**Exercise brief:** Find and copy lines holding "ylabel".

[Figure content listings]
============

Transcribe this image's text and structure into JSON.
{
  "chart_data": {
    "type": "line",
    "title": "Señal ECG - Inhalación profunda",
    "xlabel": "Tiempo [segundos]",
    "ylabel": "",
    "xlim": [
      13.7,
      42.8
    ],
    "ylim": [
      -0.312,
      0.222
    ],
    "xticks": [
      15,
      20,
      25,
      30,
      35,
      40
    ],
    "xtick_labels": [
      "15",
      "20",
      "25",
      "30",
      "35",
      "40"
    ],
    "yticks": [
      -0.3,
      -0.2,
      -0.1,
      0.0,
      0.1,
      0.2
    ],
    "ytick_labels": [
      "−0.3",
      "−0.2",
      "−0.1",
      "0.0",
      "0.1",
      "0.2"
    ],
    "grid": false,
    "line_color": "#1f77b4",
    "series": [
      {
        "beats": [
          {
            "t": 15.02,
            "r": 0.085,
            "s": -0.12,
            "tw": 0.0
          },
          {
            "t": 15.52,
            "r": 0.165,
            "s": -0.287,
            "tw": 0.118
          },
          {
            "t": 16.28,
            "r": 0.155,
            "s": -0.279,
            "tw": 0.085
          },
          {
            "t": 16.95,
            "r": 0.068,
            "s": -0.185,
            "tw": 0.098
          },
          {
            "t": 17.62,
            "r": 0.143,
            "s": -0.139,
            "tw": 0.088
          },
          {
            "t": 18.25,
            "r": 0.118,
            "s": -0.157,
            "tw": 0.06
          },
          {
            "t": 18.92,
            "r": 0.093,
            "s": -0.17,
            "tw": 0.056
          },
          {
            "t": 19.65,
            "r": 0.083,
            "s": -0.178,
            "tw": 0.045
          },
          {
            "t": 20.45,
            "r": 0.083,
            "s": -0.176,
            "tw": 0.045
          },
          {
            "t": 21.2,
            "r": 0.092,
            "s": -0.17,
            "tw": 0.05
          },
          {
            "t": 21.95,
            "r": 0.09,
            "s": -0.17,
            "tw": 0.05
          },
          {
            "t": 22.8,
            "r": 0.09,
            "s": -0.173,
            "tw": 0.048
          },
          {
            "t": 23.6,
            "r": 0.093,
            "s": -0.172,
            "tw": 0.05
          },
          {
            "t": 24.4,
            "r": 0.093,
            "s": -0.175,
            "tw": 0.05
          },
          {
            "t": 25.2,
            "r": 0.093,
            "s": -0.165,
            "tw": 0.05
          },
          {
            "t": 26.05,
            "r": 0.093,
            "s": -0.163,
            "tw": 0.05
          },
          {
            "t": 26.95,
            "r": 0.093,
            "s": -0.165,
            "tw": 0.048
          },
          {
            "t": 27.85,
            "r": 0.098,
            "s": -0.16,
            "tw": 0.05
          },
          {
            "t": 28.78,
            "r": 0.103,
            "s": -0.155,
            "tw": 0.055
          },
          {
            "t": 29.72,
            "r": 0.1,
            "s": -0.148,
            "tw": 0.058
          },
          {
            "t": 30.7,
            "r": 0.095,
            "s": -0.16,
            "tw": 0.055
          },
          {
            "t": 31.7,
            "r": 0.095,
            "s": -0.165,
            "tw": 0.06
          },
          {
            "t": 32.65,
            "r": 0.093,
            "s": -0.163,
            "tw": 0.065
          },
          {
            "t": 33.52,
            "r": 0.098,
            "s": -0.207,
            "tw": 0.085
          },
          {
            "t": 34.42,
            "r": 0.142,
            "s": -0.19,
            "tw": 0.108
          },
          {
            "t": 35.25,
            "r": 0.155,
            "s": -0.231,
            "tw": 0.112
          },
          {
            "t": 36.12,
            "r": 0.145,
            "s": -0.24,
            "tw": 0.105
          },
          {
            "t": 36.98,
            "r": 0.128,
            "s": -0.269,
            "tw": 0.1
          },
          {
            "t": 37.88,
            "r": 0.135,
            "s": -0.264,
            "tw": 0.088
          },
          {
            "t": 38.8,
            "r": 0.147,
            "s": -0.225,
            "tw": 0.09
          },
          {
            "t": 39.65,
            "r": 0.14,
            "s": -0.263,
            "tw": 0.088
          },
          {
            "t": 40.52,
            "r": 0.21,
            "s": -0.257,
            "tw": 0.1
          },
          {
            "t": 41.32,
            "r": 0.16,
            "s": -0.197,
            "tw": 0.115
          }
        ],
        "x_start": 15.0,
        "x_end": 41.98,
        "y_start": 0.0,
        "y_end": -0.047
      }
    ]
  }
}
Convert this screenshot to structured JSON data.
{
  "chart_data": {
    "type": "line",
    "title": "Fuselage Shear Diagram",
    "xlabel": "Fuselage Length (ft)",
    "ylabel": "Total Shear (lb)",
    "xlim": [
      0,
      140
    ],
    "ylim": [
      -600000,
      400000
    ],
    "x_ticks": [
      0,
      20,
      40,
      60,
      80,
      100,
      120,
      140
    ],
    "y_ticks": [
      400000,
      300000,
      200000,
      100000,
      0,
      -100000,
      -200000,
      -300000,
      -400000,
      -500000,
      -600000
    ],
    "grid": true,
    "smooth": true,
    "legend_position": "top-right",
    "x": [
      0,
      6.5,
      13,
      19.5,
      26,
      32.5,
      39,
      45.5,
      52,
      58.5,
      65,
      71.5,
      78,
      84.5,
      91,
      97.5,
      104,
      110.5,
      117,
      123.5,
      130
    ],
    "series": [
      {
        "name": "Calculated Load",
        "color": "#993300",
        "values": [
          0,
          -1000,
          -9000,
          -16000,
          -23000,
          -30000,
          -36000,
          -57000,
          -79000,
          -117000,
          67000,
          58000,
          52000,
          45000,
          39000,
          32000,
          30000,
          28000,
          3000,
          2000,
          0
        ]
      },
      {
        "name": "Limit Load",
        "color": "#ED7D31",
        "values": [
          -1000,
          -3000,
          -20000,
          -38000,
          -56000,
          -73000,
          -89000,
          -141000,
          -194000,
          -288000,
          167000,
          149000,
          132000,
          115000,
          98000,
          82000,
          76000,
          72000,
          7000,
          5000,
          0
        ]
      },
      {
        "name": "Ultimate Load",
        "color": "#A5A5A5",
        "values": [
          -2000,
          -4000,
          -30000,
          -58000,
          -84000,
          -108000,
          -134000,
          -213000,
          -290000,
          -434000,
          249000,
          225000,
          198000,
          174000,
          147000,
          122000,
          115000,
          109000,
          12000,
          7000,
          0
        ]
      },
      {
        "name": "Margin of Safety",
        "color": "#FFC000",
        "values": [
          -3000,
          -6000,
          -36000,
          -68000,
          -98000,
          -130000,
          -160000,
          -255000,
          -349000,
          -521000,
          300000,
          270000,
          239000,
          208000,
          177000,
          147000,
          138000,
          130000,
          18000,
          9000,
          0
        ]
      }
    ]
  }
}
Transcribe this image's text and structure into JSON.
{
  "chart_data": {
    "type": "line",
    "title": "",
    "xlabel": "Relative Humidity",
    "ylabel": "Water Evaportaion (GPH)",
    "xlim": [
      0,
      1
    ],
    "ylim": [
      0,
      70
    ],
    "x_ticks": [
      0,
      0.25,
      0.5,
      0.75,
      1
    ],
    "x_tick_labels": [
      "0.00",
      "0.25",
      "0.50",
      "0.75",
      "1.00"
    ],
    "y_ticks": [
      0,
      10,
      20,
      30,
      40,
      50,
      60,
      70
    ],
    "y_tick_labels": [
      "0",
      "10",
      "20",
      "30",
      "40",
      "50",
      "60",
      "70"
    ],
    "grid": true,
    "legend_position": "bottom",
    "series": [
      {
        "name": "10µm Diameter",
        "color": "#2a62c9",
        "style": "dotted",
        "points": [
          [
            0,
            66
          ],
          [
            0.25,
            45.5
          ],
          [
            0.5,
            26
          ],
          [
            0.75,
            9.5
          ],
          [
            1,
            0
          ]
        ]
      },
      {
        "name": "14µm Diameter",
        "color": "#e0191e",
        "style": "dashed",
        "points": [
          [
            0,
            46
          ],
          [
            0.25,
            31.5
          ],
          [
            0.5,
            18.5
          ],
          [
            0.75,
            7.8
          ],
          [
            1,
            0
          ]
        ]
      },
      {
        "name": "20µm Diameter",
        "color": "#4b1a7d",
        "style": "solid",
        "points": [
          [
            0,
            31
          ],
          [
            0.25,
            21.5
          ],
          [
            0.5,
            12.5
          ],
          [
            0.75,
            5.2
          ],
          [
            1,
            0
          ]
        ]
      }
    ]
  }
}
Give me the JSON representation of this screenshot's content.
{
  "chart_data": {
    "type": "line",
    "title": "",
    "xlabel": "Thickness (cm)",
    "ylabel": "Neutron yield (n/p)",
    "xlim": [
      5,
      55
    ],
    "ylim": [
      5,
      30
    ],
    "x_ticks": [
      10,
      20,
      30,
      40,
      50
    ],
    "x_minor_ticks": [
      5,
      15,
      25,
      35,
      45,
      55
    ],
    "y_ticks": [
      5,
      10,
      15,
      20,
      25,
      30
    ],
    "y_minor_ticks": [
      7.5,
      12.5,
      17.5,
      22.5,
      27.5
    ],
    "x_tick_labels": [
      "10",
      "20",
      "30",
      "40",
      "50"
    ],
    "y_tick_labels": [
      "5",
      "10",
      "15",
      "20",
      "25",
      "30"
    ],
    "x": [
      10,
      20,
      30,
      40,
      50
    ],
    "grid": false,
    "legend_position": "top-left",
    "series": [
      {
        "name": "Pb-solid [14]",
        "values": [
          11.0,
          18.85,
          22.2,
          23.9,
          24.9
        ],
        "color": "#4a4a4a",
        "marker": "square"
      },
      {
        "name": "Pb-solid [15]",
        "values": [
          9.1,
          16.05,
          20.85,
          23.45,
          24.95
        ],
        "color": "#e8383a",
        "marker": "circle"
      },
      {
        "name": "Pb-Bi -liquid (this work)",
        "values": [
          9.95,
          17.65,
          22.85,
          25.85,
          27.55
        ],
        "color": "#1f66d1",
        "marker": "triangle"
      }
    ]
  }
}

============

**Exercise response:**
    "ylabel": "",
    "ylabel": "Total Shear (lb)",
    "ylabel": "Water Evaportaion (GPH)",
    "ylabel": "Neutron yield (n/p)",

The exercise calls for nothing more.